Consigne 1
Renvoyez telles quelles les lignes des données fournies, depuis la toute première jusqu'à celle qui contient « - intro-section: [190, 940, 1489, 1233] », celle-ci comprise.

Extrait
◆ ◆ ◆ ◆ ◆ ◆ ◆

Vu la procédure suivante :
Procédure contentieuse antérieure :
M. C... B... a demandé au tribunal administratif d'Orléans d'annuler l'arrêté du
23 mai 2018 par lequel le préfet du Loiret a refusé de lui délivrer un titre de séjour, lui a fait obligation de quitter le territoire français et a fixé le pays de destination de son éventuelle reconduite à la frontière.
Par un jugement n°1802921 du 25 juin 2019, le tribunal administratif d'Orléans a rejeté sa demande.
Procédure devant la cour :
Par une requête enregistrée le 4 novembre 2019 M. B..., représenté par Me D..., demande à la cour :
1°) d'annuler ce jugement du 25 juin 2019 du tribunal administratif d'Orléans ;
2°) d'annuler l'arrêté du préfet du Loiret du 23 mai 2018 ;
3°) d'enjoindre au préfet de lui délivrer dans un délai de quinze jours à compter de la notification de l'arrêt à intervenir et sous astreinte de 100 euros par jour de retard, une carte de séjour temporaire ;
4°) de mettre à la charge de l'Etat, au titre de l'article L.761-1 du code de justice administrative, la somme de 1 500 euros à verser à son conseil dans les conditions fixées à l'article 37 de la loi du 10 juillet 1991 et à l'article 108 du décret du 19 décembre 1991.

◆ ◆ ◆ ◆ ◆ ◆ ◆

Données fournies
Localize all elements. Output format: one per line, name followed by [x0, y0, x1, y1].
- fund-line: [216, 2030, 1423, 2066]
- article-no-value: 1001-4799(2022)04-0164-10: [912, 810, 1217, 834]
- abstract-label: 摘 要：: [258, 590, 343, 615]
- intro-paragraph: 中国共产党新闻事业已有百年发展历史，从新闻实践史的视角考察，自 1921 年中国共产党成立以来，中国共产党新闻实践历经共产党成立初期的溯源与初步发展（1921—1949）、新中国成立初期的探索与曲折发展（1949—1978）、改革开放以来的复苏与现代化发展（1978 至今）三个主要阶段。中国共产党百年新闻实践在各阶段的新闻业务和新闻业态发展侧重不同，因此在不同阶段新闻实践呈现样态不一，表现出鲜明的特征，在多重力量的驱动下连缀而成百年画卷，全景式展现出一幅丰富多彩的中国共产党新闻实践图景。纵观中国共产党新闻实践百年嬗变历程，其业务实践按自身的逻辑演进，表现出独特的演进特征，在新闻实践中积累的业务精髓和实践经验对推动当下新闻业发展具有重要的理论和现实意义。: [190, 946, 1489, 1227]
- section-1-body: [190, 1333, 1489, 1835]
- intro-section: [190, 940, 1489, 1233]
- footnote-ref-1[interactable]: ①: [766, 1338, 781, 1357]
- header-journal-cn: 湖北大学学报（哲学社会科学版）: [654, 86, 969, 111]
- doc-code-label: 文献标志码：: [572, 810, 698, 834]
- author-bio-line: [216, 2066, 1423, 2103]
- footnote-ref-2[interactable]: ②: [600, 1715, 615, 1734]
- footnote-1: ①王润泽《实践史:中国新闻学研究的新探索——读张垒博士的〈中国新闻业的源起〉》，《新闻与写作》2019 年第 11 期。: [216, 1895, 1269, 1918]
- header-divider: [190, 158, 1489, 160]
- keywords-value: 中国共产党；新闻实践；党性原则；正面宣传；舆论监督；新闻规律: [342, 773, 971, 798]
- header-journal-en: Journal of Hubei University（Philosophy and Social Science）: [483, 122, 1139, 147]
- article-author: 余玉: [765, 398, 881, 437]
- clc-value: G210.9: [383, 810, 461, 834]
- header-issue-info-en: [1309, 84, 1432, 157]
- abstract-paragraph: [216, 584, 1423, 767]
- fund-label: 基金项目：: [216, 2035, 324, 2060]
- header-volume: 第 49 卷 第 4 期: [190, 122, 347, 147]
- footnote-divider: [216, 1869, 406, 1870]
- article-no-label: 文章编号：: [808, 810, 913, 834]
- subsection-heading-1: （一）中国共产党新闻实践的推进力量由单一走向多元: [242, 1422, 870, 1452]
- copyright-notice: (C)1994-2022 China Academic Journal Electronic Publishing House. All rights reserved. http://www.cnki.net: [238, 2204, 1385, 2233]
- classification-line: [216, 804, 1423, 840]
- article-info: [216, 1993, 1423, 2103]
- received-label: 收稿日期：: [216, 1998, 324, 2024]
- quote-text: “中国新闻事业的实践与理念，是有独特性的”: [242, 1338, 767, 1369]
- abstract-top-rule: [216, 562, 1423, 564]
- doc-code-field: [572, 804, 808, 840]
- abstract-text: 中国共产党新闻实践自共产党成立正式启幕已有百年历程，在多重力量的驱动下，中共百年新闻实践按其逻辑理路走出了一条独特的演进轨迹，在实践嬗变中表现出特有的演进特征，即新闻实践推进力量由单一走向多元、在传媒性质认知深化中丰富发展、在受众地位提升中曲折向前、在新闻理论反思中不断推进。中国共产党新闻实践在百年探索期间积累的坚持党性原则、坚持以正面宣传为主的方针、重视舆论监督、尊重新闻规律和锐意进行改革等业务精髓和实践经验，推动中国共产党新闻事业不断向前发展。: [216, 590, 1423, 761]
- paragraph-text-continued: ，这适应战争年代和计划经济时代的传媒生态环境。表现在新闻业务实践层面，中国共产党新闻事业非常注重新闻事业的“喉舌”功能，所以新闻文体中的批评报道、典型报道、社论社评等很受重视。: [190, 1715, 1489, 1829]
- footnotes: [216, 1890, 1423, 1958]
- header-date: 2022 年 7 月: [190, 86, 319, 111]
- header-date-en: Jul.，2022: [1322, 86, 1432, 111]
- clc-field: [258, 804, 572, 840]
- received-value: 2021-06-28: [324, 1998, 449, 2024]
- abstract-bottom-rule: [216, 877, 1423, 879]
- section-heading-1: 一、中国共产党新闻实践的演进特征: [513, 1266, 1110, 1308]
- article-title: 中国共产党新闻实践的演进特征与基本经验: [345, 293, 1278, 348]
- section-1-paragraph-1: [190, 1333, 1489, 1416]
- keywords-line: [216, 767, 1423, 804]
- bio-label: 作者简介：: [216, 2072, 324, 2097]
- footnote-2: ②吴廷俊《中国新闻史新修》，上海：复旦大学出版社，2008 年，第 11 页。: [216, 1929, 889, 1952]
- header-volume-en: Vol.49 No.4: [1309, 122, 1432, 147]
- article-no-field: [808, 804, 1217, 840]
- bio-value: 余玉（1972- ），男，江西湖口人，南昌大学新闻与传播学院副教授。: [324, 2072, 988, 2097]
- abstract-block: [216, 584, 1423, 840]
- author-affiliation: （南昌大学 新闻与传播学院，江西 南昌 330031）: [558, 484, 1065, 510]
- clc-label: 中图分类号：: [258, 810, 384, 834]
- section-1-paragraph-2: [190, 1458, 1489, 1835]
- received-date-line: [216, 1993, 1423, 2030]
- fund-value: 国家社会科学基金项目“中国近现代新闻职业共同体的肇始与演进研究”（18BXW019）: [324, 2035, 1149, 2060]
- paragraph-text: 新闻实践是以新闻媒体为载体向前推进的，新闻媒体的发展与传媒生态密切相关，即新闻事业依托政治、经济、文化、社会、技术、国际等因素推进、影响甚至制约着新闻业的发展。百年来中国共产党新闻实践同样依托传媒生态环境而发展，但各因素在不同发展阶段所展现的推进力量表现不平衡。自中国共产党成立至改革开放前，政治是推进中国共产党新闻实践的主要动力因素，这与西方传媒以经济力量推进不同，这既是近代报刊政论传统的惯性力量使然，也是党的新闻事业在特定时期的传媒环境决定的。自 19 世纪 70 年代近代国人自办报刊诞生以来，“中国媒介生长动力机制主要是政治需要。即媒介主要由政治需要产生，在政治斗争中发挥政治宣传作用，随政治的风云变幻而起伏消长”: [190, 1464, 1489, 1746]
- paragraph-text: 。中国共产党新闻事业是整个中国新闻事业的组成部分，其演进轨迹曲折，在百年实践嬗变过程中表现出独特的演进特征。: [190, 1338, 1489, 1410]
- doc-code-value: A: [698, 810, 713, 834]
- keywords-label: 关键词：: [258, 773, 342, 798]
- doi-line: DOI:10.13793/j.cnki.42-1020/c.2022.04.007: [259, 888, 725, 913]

◆ ◆ ◆ ◆ ◆ ◆ ◆

Consigne 2
Recopiez fidèlement le passage de l'extrait qui commence aux mots « Par un jugement » et s'arrête après les mots « 19 décembre 1991. ».

Résultat attendu 1
Localize all elements. Output format: one per line, name followed by [x0, y0, x1, y1].
- fund-line: [216, 2030, 1423, 2066]
- article-no-value: 1001-4799(2022)04-0164-10: [912, 810, 1217, 834]
- abstract-label: 摘 要：: [258, 590, 343, 615]
- intro-paragraph: 中国共产党新闻事业已有百年发展历史，从新闻实践史的视角考察，自 1921 年中国共产党成立以来，中国共产党新闻实践历经共产党成立初期的溯源与初步发展（1921—1949）、新中国成立初期的探索与曲折发展（1949—1978）、改革开放以来的复苏与现代化发展（1978 至今）三个主要阶段。中国共产党百年新闻实践在各阶段的新闻业务和新闻业态发展侧重不同，因此在不同阶段新闻实践呈现样态不一，表现出鲜明的特征，在多重力量的驱动下连缀而成百年画卷，全景式展现出一幅丰富多彩的中国共产党新闻实践图景。纵观中国共产党新闻实践百年嬗变历程，其业务实践按自身的逻辑演进，表现出独特的演进特征，在新闻实践中积累的业务精髓和实践经验对推动当下新闻业发展具有重要的理论和现实意义。: [190, 946, 1489, 1227]
- section-1-body: [190, 1333, 1489, 1835]
- intro-section: [190, 940, 1489, 1233]

Résultat attendu 2
Par un jugement n°1802921 du 25 juin 2019, le tribunal administratif d'Orléans a rejeté sa demande.
Procédure devant la cour :
Par une requête enregistrée le 4 novembre 2019 M. B..., représenté par Me D..., demande à la cour :
1°) d'annuler ce jugement du 25 juin 2019 du tribunal administratif d'Orléans ;
2°) d'annuler l'arrêté du préfet du Loiret du 23 mai 2018 ;
3°) d'enjoindre au préfet de lui délivrer dans un délai de quinze jours à compter de la notification de l'arrêt à intervenir et sous astreinte de 100 euros par jour de retard, une carte de séjour temporaire ;
4°) de mettre à la charge de l'Etat, au titre de l'article L.761-1 du code de justice administrative, la somme de 1 500 euros à verser à son conseil dans les conditions fixées à l'article 37 de la loi du 10 juillet 1991 et à l'article 108 du décret du 19 décembre 1991.